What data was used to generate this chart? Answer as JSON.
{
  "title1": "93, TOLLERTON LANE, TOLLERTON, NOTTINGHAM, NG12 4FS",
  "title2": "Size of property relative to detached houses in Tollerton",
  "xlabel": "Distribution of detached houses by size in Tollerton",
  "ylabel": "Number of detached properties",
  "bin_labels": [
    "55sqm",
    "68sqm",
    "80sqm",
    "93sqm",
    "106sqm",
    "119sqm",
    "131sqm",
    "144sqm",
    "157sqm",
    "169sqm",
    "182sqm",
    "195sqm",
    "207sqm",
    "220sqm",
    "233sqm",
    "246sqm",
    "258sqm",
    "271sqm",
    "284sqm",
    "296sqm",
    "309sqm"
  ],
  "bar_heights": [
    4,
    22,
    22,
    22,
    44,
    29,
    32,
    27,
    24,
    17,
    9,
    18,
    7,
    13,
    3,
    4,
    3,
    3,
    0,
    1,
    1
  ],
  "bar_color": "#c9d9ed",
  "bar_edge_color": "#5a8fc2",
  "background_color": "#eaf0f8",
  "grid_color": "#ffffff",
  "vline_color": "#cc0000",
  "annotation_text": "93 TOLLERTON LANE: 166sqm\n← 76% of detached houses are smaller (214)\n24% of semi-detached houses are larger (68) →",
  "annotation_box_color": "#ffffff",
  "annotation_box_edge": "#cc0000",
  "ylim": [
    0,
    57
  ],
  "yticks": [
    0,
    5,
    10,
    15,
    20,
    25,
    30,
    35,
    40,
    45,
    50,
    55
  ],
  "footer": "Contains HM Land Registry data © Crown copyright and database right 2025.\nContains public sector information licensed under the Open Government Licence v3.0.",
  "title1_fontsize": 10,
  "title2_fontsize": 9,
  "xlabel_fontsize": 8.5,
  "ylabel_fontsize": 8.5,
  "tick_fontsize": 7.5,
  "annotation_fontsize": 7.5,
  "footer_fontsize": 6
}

**Exercise directions:** Using the listing, collect all lines in which the string "data" is found.

**Response below:**
What data was used to generate this chart? Answer as JSON.
  "footer": "Contains HM Land Registry data © Crown copyright and database right 2025.\nContains public sector information licensed under the Open Government Licence v3.0.",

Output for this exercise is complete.